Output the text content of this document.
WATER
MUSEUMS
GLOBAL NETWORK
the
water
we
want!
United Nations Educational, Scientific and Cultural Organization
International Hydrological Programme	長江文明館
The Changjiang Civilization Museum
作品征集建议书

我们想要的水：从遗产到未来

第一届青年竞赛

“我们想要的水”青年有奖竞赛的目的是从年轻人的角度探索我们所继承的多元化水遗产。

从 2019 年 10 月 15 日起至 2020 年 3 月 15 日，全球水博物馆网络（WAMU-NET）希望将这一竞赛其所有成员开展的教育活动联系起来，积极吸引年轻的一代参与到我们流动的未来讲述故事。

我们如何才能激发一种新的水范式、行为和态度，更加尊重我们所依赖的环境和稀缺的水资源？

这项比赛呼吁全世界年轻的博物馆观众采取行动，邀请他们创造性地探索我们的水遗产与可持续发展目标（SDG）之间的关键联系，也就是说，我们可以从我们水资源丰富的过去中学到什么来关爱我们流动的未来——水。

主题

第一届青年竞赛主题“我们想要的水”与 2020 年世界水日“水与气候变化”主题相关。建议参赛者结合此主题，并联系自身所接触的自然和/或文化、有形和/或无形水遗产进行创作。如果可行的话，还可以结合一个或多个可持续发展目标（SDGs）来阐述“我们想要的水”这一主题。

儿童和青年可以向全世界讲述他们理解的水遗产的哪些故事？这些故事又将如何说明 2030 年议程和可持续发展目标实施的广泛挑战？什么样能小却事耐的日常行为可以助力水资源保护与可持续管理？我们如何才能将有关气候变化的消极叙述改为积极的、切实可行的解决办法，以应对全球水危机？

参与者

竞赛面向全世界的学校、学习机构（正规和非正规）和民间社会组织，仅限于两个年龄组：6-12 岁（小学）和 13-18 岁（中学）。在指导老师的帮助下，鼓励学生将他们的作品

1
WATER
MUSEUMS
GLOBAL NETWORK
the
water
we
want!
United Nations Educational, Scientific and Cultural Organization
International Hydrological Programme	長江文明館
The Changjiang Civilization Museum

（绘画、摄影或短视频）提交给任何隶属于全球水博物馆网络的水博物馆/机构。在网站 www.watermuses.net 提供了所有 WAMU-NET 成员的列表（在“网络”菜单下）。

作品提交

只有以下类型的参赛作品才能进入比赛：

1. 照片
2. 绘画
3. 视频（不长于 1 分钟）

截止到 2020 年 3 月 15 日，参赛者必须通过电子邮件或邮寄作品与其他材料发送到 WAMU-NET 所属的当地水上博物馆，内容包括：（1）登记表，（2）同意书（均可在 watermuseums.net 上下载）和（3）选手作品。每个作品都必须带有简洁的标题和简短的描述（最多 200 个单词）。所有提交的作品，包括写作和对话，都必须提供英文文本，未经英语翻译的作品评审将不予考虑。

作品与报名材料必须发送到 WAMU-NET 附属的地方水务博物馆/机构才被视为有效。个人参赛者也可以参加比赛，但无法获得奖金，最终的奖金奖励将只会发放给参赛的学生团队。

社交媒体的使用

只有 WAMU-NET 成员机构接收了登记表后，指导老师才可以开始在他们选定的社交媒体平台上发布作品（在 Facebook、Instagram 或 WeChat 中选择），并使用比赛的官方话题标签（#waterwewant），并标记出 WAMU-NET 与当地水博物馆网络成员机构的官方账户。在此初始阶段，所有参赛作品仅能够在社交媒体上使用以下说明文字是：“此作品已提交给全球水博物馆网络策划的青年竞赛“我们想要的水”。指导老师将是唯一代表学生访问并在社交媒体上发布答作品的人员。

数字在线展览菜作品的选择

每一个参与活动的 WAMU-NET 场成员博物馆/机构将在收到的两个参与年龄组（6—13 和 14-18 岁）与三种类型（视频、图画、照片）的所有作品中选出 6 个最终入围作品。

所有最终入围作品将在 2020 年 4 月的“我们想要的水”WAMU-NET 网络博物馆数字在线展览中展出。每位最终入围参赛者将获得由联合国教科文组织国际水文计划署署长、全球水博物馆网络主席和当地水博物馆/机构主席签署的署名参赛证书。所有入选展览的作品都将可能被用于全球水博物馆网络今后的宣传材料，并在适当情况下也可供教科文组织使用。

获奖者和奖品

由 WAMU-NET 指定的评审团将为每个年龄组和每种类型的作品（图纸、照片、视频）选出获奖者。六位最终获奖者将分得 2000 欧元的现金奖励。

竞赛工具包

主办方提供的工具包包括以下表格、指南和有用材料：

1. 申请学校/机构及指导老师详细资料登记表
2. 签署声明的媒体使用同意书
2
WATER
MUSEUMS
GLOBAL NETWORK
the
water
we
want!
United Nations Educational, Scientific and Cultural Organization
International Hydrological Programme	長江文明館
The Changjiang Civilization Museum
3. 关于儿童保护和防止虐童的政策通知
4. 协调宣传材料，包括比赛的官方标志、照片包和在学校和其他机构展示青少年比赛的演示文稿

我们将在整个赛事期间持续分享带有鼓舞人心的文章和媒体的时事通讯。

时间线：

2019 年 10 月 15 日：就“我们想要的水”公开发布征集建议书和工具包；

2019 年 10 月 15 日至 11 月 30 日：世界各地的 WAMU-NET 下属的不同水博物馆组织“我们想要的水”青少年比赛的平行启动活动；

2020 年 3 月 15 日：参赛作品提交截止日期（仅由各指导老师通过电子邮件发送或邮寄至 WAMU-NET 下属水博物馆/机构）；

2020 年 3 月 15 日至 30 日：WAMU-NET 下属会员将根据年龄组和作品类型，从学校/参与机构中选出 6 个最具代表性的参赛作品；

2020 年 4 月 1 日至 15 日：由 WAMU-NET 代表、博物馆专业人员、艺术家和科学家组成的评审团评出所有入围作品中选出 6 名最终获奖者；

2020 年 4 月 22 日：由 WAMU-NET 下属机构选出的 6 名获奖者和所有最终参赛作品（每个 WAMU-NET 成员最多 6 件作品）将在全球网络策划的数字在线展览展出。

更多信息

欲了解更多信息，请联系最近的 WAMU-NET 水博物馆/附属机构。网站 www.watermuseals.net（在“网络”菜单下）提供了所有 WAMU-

Exercise instructions.
Restate the whole of the material exactly.

Full answer.
Output the text content of this document.
WATER
MUSEUMS
GLOBAL NETWORK
the
water
we
want!
United Nations Educational, Scientific and Cultural Organization
International Hydrological Programme	長江文明館
The Changjiang Civilization Museum
作品征集建议书

我们想要的水：从遗产到未来

第一届青年竞赛

“我们想要的水”青年有奖竞赛的目的是从年轻人的角度探索我们所继承的多元化水遗产。

从 2019 年 10 月 15 日起至 2020 年 3 月 15 日，全球水博物馆网络（WAMU-NET）希望将这一竞赛其所有成员开展的教育活动联系起来，积极吸引年轻的一代参与到我们流动的未来讲述故事。

我们如何才能激发一种新的水范式、行为和态度，更加尊重我们所依赖的环境和稀缺的水资源？

这项比赛呼吁全世界年轻的博物馆观众采取行动，邀请他们创造性地探索我们的水遗产与可持续发展目标（SDG）之间的关键联系，也就是说，我们可以从我们水资源丰富的过去中学到什么来关爱我们流动的未来——水。

主题

第一届青年竞赛主题“我们想要的水”与 2020 年世界水日“水与气候变化”主题相关。建议参赛者结合此主题，并联系自身所接触的自然和/或文化、有形和/或无形水遗产进行创作。如果可行的话，还可以结合一个或多个可持续发展目标（SDGs）来阐述“我们想要的水”这一主题。

儿童和青年可以向全世界讲述他们理解的水遗产的哪些故事？这些故事又将如何说明 2030 年议程和可持续发展目标实施的广泛挑战？什么样能小却事耐的日常行为可以助力水资源保护与可持续管理？我们如何才能将有关气候变化的消极叙述改为积极的、切实可行的解决办法，以应对全球水危机？

参与者

竞赛面向全世界的学校、学习机构（正规和非正规）和民间社会组织，仅限于两个年龄组：6-12 岁（小学）和 13-18 岁（中学）。在指导老师的帮助下，鼓励学生将他们的作品

1
WATER
MUSEUMS
GLOBAL NETWORK
the
water
we
want!
United Nations Educational, Scientific and Cultural Organization
International Hydrological Programme	長江文明館
The Changjiang Civilization Museum

（绘画、摄影或短视频）提交给任何隶属于全球水博物馆网络的水博物馆/机构。在网站 www.watermuses.net 提供了所有 WAMU-NET 成员的列表（在“网络”菜单下）。

作品提交

只有以下类型的参赛作品才能进入比赛：

1. 照片
2. 绘画
3. 视频（不长于 1 分钟）

截止到 2020 年 3 月 15 日，参赛者必须通过电子邮件或邮寄作品与其他材料发送到 WAMU-NET 所属的当地水上博物馆，内容包括：（1）登记表，（2）同意书（均可在 watermuseums.net 上下载）和（3）选手作品。每个作品都必须带有简洁的标题和简短的描述（最多 200 个单词）。所有提交的作品，包括写作和对话，都必须提供英文文本，未经英语翻译的作品评审将不予考虑。

作品与报名材料必须发送到 WAMU-NET 附属的地方水务博物馆/机构才被视为有效。个人参赛者也可以参加比赛，但无法获得奖金，最终的奖金奖励将只会发放给参赛的学生团队。

社交媒体的使用

只有 WAMU-NET 成员机构接收了登记表后，指导老师才可以开始在他们选定的社交媒体平台上发布作品（在 Facebook、Instagram 或 WeChat 中选择），并使用比赛的官方话题标签（#waterwewant），并标记出 WAMU-NET 与当地水博物馆网络成员机构的官方账户。在此初始阶段，所有参赛作品仅能够在社交媒体上使用以下说明文字是：“此作品已提交给全球水博物馆网络策划的青年竞赛“我们想要的水”。指导老师将是唯一代表学生访问并在社交媒体上发布答作品的人员。

数字在线展览菜作品的选择

每一个参与活动的 WAMU-NET 场成员博物馆/机构将在收到的两个参与年龄组（6—13 和 14-18 岁）与三种类型（视频、图画、照片）的所有作品中选出 6 个最终入围作品。

所有最终入围作品将在 2020 年 4 月的“我们想要的水”WAMU-NET 网络博物馆数字在线展览中展出。每位最终入围参赛者将获得由联合国教科文组织国际水文计划署署长、全球水博物馆网络主席和当地水博物馆/机构主席签署的署名参赛证书。所有入选展览的作品都将可能被用于全球水博物馆网络今后的宣传材料，并在适当情况下也可供教科文组织使用。

获奖者和奖品

由 WAMU-NET 指定的评审团将为每个年龄组和每种类型的作品（图纸、照片、视频）选出获奖者。六位最终获奖者将分得 2000 欧元的现金奖励。

竞赛工具包

主办方提供的工具包包括以下表格、指南和有用材料：

1. 申请学校/机构及指导老师详细资料登记表
2. 签署声明的媒体使用同意书
2
WATER
MUSEUMS
GLOBAL NETWORK
the
water
we
want!
United Nations Educational, Scientific and Cultural Organization
International Hydrological Programme	長江文明館
The Changjiang Civilization Museum
3. 关于儿童保护和防止虐童的政策通知
4. 协调宣传材料，包括比赛的官方标志、照片包和在学校和其他机构展示青少年比赛的演示文稿

我们将在整个赛事期间持续分享带有鼓舞人心的文章和媒体的时事通讯。

时间线：

2019 年 10 月 15 日：就“我们想要的水”公开发布征集建议书和工具包；

2019 年 10 月 15 日至 11 月 30 日：世界各地的 WAMU-NET 下属的不同水博物馆组织“我们想要的水”青少年比赛的平行启动活动；

2020 年 3 月 15 日：参赛作品提交截止日期（仅由各指导老师通过电子邮件发送或邮寄至 WAMU-NET 下属水博物馆/机构）；

2020 年 3 月 15 日至 30 日：WAMU-NET 下属会员将根据年龄组和作品类型，从学校/参与机构中选出 6 个最具代表性的参赛作品；

2020 年 4 月 1 日至 15 日：由 WAMU-NET 代表、博物馆专业人员、艺术家和科学家组成的评审团评出所有入围作品中选出 6 名最终获奖者；

2020 年 4 月 22 日：由 WAMU-NET 下属机构选出的 6 名获奖者和所有最终参赛作品（每个 WAMU-NET 成员最多 6 件作品）将在全球网络策划的数字在线展览展出。

更多信息

欲了解更多信息，请联系最近的 WAMU-NET 水博物馆/附属机构。网站 www.watermuseals.net（在“网络”菜单下）提供了所有 WAMU-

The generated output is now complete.